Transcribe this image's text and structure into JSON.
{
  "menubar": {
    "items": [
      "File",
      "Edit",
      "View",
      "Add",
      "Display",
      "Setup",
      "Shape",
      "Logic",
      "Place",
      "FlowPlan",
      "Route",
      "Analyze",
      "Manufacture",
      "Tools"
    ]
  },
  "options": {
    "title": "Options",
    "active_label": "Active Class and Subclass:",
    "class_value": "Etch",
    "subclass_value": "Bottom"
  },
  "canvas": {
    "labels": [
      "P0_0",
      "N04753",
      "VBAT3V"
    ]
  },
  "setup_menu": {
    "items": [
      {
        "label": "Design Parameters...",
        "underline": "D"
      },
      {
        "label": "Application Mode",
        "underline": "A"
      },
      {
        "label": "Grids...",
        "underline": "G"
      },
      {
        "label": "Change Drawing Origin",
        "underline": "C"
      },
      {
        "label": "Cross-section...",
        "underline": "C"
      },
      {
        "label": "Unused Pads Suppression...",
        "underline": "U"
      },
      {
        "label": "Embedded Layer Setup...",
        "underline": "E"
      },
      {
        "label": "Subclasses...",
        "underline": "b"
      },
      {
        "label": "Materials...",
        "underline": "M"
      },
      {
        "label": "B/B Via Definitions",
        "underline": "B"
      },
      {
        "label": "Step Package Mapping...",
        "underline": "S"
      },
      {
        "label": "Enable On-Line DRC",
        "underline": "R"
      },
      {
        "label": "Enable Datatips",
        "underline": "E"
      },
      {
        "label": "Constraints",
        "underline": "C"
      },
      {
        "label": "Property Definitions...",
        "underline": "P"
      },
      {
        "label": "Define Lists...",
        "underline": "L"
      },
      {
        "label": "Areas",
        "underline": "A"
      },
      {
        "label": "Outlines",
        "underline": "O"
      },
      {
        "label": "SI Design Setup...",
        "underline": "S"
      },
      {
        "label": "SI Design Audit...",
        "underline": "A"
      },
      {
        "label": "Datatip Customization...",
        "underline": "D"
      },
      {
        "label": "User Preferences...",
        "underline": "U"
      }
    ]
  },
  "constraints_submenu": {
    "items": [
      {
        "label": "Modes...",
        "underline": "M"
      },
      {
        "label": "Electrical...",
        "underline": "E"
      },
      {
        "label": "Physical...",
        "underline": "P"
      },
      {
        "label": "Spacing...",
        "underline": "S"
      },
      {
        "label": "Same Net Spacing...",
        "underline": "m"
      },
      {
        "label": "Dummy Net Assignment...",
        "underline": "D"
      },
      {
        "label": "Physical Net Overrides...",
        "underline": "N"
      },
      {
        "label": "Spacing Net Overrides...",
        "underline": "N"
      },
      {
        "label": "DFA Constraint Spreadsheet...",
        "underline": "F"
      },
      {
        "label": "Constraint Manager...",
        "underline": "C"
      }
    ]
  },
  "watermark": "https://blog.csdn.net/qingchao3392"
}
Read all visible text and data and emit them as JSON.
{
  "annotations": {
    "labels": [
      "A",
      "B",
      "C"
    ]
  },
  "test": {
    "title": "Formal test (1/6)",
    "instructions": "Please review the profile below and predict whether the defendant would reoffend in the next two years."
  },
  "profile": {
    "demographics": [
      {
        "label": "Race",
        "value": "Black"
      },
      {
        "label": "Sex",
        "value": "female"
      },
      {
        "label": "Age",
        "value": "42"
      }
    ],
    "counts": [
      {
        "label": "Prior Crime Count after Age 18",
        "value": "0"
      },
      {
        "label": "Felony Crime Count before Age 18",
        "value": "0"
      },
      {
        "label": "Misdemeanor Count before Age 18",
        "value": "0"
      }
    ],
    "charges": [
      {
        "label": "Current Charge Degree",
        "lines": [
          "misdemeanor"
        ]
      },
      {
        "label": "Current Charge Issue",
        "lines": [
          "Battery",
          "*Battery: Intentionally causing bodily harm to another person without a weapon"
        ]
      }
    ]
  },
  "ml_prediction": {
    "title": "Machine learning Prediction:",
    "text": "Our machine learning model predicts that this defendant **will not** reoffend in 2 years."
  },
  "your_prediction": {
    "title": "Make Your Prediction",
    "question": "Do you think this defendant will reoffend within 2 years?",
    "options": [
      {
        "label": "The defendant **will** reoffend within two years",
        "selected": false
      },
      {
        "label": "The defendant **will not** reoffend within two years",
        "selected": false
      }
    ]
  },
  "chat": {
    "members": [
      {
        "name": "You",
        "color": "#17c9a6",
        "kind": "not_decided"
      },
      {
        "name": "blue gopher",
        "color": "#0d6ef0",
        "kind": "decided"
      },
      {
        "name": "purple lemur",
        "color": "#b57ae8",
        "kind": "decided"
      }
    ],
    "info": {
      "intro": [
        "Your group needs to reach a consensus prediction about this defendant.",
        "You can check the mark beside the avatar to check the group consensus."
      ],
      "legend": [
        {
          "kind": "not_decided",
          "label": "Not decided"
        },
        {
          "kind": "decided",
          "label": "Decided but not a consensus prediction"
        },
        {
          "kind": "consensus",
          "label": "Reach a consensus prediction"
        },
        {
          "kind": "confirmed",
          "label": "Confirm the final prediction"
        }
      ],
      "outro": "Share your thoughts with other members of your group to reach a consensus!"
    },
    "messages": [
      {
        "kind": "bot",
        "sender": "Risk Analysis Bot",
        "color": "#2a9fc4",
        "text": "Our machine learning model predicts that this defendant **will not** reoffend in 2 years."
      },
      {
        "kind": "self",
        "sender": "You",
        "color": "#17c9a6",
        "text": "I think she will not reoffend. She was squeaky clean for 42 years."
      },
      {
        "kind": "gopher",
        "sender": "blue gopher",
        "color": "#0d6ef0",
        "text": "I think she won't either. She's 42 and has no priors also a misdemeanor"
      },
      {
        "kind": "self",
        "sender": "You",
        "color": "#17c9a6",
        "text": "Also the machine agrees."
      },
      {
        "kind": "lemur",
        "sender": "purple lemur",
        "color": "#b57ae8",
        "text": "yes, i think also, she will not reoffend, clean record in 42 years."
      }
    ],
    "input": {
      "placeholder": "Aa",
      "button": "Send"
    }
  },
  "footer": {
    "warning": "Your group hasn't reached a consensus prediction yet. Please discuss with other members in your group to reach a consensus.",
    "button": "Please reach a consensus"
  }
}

◇ ◇ ◇ ◇

INSTRUCTION
Report the number of lines of the listing above that hold the string "profile", with no other text.

FINAL RESULT
2